Entries supplied:
-- -- --

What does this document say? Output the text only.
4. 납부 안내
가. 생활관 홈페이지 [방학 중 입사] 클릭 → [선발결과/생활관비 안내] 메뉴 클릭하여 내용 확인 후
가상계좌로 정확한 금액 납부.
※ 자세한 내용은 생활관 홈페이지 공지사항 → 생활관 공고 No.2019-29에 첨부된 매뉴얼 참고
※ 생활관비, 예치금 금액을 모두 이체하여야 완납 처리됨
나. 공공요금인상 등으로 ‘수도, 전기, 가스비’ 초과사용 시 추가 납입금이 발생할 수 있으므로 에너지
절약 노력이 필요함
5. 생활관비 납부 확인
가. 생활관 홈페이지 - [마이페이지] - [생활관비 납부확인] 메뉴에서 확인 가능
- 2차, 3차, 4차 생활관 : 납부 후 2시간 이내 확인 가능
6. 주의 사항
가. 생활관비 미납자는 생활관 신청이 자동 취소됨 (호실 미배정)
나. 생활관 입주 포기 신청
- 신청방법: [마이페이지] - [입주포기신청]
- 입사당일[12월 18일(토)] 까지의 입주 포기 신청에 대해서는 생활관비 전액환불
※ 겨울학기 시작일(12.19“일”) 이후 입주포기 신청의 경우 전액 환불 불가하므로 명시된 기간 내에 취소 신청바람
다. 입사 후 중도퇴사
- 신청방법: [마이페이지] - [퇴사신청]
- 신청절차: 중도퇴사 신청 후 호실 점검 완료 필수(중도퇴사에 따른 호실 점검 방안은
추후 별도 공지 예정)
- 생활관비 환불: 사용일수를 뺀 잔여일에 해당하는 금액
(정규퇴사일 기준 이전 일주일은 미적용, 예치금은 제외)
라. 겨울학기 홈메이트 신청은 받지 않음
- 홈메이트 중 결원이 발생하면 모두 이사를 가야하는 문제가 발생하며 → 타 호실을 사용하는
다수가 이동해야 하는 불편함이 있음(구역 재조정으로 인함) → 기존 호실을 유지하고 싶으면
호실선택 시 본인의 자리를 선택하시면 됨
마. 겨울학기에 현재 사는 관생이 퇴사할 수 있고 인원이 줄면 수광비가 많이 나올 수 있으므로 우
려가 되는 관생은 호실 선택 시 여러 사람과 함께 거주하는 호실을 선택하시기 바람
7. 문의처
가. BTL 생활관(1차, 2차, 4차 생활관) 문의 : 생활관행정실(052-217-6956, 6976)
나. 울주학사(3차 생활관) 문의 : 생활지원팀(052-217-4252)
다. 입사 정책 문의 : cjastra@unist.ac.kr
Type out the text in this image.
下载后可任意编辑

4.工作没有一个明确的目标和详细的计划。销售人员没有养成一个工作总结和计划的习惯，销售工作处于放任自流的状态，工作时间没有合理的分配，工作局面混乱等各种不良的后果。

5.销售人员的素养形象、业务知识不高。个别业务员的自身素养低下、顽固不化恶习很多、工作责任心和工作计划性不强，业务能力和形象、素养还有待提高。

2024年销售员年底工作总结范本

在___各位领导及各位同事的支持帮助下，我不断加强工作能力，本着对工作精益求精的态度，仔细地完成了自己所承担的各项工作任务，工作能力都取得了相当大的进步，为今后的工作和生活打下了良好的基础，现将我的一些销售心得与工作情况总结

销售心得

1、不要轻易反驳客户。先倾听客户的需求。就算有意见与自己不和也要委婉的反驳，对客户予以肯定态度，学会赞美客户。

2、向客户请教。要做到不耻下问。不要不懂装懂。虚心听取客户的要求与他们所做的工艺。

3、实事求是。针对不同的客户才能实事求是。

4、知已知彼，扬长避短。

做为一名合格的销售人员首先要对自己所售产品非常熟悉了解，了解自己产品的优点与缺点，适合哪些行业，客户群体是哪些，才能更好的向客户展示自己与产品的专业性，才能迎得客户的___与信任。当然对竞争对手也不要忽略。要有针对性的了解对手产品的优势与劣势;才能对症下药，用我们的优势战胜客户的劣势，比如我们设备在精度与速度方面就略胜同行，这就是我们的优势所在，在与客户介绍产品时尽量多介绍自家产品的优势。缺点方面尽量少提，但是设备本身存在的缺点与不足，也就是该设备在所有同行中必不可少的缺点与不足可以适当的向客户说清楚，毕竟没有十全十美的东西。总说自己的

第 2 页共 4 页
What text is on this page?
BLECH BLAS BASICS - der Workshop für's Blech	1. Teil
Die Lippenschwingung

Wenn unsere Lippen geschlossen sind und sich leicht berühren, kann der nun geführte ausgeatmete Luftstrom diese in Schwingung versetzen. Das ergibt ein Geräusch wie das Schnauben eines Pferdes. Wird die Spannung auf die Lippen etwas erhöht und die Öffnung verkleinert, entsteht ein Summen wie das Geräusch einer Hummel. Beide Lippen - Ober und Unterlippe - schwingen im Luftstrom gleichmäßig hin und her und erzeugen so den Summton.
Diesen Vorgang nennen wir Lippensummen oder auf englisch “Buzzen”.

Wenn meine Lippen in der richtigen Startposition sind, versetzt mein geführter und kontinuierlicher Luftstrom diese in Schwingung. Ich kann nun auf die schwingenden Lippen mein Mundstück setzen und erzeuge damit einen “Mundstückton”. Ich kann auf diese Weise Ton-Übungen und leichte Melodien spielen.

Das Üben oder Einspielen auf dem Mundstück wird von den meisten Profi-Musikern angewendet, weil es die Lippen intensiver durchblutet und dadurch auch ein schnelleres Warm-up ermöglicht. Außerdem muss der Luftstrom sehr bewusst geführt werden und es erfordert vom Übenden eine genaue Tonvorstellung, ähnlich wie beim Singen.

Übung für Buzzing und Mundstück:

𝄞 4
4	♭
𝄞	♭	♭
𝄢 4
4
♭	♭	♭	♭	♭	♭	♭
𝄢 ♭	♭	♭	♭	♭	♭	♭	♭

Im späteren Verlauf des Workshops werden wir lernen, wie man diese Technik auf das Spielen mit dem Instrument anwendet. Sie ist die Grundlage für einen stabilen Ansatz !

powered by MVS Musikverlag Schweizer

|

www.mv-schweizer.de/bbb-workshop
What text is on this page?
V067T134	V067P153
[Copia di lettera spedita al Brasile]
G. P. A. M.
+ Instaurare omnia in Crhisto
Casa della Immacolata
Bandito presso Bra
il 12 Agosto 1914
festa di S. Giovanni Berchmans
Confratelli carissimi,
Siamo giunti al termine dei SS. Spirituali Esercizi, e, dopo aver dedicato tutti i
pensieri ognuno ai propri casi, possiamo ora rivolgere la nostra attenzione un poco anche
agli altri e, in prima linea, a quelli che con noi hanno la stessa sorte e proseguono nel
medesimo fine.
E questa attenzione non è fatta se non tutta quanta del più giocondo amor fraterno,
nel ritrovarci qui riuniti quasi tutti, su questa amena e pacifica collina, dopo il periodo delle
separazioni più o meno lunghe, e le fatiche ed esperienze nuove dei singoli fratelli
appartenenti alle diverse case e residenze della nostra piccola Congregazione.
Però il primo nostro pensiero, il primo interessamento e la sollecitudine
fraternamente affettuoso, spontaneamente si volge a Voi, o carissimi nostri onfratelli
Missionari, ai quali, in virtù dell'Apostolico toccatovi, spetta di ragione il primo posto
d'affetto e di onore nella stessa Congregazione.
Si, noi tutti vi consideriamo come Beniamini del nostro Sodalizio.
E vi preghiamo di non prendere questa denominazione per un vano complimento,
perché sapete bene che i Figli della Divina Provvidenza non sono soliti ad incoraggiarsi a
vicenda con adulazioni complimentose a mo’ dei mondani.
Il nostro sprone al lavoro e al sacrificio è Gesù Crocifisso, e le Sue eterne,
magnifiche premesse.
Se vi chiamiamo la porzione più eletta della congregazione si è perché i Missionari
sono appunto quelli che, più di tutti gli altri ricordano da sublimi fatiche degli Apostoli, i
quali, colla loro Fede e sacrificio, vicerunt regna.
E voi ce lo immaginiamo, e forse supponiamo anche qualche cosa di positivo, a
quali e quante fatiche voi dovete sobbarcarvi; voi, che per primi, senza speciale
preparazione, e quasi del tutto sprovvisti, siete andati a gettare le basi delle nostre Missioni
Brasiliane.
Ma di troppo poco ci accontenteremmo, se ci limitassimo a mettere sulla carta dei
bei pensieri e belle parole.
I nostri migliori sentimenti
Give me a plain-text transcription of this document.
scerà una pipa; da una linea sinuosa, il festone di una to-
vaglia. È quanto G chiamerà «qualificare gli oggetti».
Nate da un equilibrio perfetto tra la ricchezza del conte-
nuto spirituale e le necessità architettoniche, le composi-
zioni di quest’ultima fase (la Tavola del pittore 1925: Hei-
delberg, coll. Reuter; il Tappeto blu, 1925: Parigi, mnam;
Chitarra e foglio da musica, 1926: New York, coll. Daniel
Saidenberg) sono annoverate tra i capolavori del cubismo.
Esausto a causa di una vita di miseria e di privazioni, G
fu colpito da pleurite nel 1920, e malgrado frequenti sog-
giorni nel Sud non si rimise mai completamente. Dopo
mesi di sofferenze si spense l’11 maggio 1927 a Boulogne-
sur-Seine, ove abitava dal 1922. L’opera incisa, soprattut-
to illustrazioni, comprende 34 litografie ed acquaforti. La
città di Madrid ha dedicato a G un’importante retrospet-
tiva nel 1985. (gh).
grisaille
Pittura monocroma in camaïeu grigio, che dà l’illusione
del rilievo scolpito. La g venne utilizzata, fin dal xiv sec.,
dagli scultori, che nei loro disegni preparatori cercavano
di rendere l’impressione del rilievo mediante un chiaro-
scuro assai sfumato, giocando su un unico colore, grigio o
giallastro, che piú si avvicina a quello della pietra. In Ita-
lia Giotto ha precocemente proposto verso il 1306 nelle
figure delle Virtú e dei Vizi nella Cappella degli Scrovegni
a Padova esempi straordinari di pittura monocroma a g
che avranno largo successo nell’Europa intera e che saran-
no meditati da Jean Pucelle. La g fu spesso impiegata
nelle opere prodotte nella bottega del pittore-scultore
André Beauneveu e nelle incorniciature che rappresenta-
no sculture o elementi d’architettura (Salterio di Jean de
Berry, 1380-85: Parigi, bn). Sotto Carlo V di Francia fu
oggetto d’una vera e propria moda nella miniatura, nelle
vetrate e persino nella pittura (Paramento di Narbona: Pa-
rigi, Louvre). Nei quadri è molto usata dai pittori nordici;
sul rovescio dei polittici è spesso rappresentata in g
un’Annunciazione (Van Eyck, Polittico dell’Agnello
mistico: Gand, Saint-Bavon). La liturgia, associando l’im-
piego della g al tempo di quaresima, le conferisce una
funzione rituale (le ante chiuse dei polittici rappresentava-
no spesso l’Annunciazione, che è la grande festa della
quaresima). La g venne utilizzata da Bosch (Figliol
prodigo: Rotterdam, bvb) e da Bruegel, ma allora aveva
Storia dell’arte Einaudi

-- -- --

Work to do: Every line of the listing that holds "primo" is to be counted; give only the resulting number.

Reply: 2